#### [Goal of the exercise]
Scan the records below for the word "JSON" and give only the number of lines that hold it.

----------------------------------------

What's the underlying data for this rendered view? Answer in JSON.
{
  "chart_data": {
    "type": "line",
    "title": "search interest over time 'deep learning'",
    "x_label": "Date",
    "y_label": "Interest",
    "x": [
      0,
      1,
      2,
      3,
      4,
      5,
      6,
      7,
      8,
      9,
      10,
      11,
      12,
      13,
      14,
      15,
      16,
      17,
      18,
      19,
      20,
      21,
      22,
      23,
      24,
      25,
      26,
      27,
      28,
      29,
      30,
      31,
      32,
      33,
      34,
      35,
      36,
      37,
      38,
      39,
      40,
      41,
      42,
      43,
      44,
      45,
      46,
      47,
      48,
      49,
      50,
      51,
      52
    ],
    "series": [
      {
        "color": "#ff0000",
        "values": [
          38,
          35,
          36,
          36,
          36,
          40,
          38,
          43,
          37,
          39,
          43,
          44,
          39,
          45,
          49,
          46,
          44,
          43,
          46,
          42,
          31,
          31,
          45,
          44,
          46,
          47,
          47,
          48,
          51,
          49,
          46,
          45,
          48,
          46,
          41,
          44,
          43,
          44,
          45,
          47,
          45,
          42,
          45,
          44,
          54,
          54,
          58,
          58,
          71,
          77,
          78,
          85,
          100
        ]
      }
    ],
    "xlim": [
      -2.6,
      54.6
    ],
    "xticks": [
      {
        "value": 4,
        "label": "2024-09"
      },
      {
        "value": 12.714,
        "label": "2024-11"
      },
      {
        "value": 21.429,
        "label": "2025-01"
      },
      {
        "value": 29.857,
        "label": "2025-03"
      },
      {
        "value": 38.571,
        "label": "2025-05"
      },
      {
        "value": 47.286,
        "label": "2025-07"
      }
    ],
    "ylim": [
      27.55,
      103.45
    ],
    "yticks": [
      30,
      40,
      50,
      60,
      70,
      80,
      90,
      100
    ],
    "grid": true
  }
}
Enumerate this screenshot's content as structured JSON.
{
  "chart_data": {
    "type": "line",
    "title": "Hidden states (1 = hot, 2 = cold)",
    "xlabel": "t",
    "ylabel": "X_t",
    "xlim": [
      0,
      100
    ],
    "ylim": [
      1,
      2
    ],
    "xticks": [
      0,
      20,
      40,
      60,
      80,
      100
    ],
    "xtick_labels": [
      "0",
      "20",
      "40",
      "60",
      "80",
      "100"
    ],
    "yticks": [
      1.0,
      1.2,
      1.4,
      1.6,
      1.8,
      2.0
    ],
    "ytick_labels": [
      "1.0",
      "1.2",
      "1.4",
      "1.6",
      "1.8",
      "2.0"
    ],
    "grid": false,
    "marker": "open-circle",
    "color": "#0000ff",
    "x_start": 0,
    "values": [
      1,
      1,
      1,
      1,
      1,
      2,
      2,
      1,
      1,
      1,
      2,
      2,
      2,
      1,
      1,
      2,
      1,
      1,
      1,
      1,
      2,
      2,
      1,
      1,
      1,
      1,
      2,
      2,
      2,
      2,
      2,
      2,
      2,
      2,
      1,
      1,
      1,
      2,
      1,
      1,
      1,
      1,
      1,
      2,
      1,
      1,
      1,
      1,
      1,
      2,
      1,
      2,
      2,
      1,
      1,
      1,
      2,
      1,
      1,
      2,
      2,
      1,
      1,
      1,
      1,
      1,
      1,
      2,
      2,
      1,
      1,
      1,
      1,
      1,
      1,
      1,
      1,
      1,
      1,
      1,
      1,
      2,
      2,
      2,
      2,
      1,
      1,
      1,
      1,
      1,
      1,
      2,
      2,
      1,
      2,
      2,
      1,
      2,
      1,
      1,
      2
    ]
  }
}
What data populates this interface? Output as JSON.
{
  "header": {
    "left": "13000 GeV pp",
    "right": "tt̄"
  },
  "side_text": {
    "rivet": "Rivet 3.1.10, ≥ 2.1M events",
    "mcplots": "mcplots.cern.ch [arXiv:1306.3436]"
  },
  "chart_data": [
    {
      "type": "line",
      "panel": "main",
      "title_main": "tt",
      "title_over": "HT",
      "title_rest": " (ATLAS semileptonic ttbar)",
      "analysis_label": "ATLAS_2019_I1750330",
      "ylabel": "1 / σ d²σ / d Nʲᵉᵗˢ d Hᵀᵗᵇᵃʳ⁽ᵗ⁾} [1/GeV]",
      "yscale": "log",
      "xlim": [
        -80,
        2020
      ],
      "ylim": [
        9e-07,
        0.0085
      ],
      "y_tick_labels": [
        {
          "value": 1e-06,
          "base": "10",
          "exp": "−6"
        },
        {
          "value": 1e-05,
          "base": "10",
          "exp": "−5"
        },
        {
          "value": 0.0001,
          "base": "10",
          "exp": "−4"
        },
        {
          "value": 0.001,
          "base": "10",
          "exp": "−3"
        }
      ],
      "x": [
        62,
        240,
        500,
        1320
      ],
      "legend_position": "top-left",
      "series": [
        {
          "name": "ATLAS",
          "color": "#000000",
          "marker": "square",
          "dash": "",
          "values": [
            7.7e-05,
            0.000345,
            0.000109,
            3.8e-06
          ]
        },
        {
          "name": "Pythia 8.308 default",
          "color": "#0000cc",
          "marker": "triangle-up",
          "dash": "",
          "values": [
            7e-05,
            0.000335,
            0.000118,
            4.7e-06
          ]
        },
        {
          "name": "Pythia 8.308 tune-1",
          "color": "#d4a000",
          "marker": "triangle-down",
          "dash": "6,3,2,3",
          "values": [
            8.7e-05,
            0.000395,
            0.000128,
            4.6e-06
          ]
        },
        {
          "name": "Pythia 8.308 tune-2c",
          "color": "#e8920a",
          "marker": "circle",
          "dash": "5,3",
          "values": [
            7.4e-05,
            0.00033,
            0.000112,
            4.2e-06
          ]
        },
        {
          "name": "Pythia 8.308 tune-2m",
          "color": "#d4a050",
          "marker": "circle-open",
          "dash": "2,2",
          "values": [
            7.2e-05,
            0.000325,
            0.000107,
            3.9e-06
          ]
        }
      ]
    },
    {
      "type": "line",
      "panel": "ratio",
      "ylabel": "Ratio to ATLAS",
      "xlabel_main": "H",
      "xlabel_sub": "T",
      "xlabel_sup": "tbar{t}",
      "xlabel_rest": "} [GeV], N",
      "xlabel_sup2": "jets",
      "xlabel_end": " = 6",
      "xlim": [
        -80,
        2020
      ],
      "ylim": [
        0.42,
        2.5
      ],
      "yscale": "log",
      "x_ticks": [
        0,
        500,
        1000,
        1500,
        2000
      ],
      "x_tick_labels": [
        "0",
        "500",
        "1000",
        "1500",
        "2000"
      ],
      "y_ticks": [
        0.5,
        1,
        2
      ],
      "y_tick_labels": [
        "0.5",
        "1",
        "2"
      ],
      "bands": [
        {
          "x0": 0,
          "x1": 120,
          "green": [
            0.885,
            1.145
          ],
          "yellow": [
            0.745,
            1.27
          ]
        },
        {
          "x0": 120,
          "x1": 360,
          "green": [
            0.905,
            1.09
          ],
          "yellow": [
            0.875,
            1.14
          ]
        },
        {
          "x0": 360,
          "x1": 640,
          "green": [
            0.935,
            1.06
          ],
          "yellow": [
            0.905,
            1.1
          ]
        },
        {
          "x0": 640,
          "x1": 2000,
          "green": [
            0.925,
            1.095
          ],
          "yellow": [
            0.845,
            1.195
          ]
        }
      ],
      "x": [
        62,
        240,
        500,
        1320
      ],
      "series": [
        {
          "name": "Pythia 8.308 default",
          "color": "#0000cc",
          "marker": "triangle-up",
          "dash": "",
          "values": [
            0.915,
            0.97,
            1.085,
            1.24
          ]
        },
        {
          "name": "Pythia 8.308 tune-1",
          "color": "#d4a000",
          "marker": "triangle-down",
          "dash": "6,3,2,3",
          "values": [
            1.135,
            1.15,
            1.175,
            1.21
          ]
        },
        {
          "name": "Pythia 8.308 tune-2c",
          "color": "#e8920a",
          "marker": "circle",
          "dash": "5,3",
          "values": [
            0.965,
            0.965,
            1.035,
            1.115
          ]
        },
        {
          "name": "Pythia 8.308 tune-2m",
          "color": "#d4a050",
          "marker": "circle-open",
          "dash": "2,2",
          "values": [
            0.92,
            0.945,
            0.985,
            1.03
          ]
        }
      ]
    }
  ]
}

----------------------------------------

#### [Solution below]
3